#### Given information:
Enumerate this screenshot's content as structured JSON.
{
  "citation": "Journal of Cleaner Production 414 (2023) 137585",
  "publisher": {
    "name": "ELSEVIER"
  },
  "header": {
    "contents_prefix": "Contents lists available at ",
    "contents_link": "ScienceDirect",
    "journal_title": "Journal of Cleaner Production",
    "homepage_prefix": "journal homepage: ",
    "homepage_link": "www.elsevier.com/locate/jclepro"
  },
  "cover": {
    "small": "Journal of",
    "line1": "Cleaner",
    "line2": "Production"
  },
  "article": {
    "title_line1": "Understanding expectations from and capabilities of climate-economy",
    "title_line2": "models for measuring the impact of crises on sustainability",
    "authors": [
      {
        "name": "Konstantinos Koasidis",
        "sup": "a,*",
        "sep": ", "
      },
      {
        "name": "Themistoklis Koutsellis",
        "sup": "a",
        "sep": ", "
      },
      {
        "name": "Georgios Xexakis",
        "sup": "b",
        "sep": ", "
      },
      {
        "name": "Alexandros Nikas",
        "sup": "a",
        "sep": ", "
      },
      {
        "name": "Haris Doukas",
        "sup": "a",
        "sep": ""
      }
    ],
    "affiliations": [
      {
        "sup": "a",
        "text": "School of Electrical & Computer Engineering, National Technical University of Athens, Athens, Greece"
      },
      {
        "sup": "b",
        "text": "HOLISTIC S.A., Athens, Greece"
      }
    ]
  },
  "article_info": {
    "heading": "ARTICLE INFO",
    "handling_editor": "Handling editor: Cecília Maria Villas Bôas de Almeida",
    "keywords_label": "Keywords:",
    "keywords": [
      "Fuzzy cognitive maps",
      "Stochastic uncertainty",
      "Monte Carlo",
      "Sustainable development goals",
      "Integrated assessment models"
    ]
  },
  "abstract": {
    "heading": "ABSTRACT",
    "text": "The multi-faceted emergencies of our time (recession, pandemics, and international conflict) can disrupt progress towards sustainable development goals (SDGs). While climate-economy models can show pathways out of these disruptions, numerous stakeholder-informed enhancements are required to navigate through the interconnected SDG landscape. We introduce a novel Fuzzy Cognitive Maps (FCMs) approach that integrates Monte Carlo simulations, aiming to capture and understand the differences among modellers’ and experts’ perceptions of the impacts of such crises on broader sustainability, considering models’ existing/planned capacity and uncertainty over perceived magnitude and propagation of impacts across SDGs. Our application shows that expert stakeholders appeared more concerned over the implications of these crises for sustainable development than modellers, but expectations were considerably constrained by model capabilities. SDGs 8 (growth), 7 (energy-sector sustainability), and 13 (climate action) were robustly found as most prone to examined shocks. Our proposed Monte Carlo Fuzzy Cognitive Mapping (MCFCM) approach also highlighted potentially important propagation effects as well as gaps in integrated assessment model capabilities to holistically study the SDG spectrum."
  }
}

#### Written exercise:
Write every record out again, unaltered.

#### Solution for this problem:
Enumerate this screenshot's content as structured JSON.
{
  "citation": "Journal of Cleaner Production 414 (2023) 137585",
  "publisher": {
    "name": "ELSEVIER"
  },
  "header": {
    "contents_prefix": "Contents lists available at ",
    "contents_link": "ScienceDirect",
    "journal_title": "Journal of Cleaner Production",
    "homepage_prefix": "journal homepage: ",
    "homepage_link": "www.elsevier.com/locate/jclepro"
  },
  "cover": {
    "small": "Journal of",
    "line1": "Cleaner",
    "line2": "Production"
  },
  "article": {
    "title_line1": "Understanding expectations from and capabilities of climate-economy",
    "title_line2": "models for measuring the impact of crises on sustainability",
    "authors": [
      {
        "name": "Konstantinos Koasidis",
        "sup": "a,*",
        "sep": ", "
      },
      {
        "name": "Themistoklis Koutsellis",
        "sup": "a",
        "sep": ", "
      },
      {
        "name": "Georgios Xexakis",
        "sup": "b",
        "sep": ", "
      },
      {
        "name": "Alexandros Nikas",
        "sup": "a",
        "sep": ", "
      },
      {
        "name": "Haris Doukas",
        "sup": "a",
        "sep": ""
      }
    ],
    "affiliations": [
      {
        "sup": "a",
        "text": "School of Electrical & Computer Engineering, National Technical University of Athens, Athens, Greece"
      },
      {
        "sup": "b",
        "text": "HOLISTIC S.A., Athens, Greece"
      }
    ]
  },
  "article_info": {
    "heading": "ARTICLE INFO",
    "handling_editor": "Handling editor: Cecília Maria Villas Bôas de Almeida",
    "keywords_label": "Keywords:",
    "keywords": [
      "Fuzzy cognitive maps",
      "Stochastic uncertainty",
      "Monte Carlo",
      "Sustainable development goals",
      "Integrated assessment models"
    ]
  },
  "abstract": {
    "heading": "ABSTRACT",
    "text": "The multi-faceted emergencies of our time (recession, pandemics, and international conflict) can disrupt progress towards sustainable development goals (SDGs). While climate-economy models can show pathways out of these disruptions, numerous stakeholder-informed enhancements are required to navigate through the interconnected SDG landscape. We introduce a novel Fuzzy Cognitive Maps (FCMs) approach that integrates Monte Carlo simulations, aiming to capture and understand the differences among modellers’ and experts’ perceptions of the impacts of such crises on broader sustainability, considering models’ existing/planned capacity and uncertainty over perceived magnitude and propagation of impacts across SDGs. Our application shows that expert stakeholders appeared more concerned over the implications of these crises for sustainable development than modellers, but expectations were considerably constrained by model capabilities. SDGs 8 (growth), 7 (energy-sector sustainability), and 13 (climate action) were robustly found as most prone to examined shocks. Our proposed Monte Carlo Fuzzy Cognitive Mapping (MCFCM) approach also highlighted potentially important propagation effects as well as gaps in integrated assessment model capabilities to holistically study the SDG spectrum."
  }
}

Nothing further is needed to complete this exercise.